- TASK REQUIREMENTS
All of the listing below must be repeated word for word. Pictures are the only thing to omit.

- DATA TO USE

____________________

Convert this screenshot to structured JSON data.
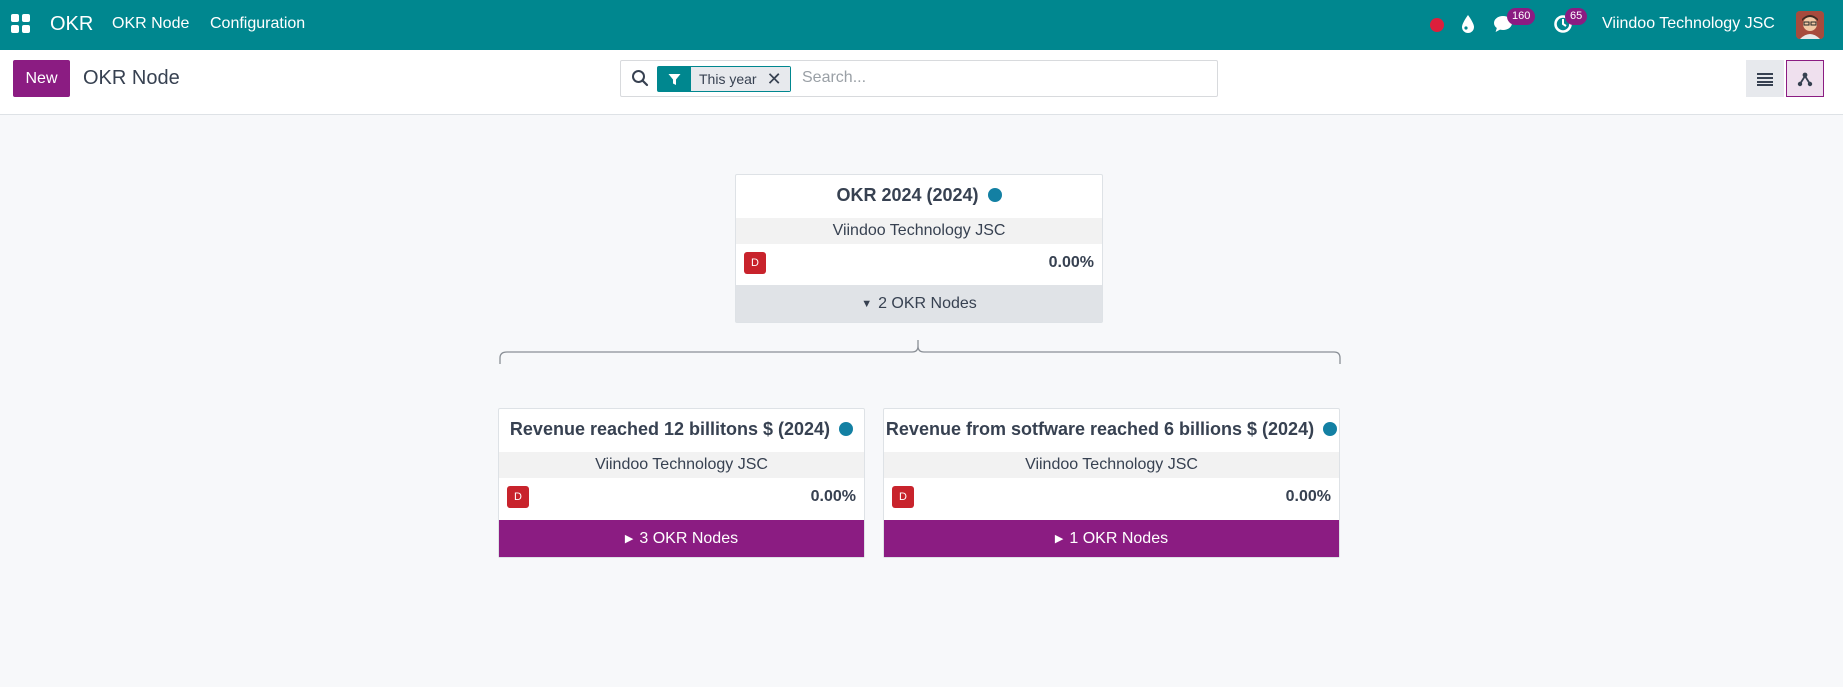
{
  "navbar": {
    "brand": "OKR",
    "menu": [
      "OKR Node",
      "Configuration"
    ],
    "messages_count": "160",
    "activities_count": "65",
    "company": "Viindoo Technology JSC"
  },
  "control": {
    "new_label": "New",
    "title": "OKR Node",
    "facet_label": "This year",
    "search_placeholder": "Search..."
  },
  "org": {
    "root": {
      "title": "OKR 2024 (2024)",
      "company": "Viindoo Technology JSC",
      "badge": "D",
      "progress": "0.00%",
      "expand_label": "2 OKR Nodes"
    },
    "children": [
      {
        "title": "Revenue reached 12 billitons $ (2024)",
        "company": "Viindoo Technology JSC",
        "badge": "D",
        "progress": "0.00%",
        "expand_label": "3 OKR Nodes"
      },
      {
        "title": "Revenue from sotfware reached 6 billions $ (2024)",
        "company": "Viindoo Technology JSC",
        "badge": "D",
        "progress": "0.00%",
        "expand_label": "1 OKR Nodes"
      }
    ]
  },
  "colors": {
    "navbar": "#00878f",
    "primary": "#8b1c82",
    "state_dot": "#1380a3",
    "danger_badge": "#c8232c"
  }
}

____________________

- PROBLEM SOLUTION
Convert this screenshot to structured JSON data.
{
  "navbar": {
    "brand": "OKR",
    "menu": [
      "OKR Node",
      "Configuration"
    ],
    "messages_count": "160",
    "activities_count": "65",
    "company": "Viindoo Technology JSC"
  },
  "control": {
    "new_label": "New",
    "title": "OKR Node",
    "facet_label": "This year",
    "search_placeholder": "Search..."
  },
  "org": {
    "root": {
      "title": "OKR 2024 (2024)",
      "company": "Viindoo Technology JSC",
      "badge": "D",
      "progress": "0.00%",
      "expand_label": "2 OKR Nodes"
    },
    "children": [
      {
        "title": "Revenue reached 12 billitons $ (2024)",
        "company": "Viindoo Technology JSC",
        "badge": "D",
        "progress": "0.00%",
        "expand_label": "3 OKR Nodes"
      },
      {
        "title": "Revenue from sotfware reached 6 billions $ (2024)",
        "company": "Viindoo Technology JSC",
        "badge": "D",
        "progress": "0.00%",
        "expand_label": "1 OKR Nodes"
      }
    ]
  },
  "colors": {
    "navbar": "#00878f",
    "primary": "#8b1c82",
    "state_dot": "#1380a3",
    "danger_badge": "#c8232c"
  }
}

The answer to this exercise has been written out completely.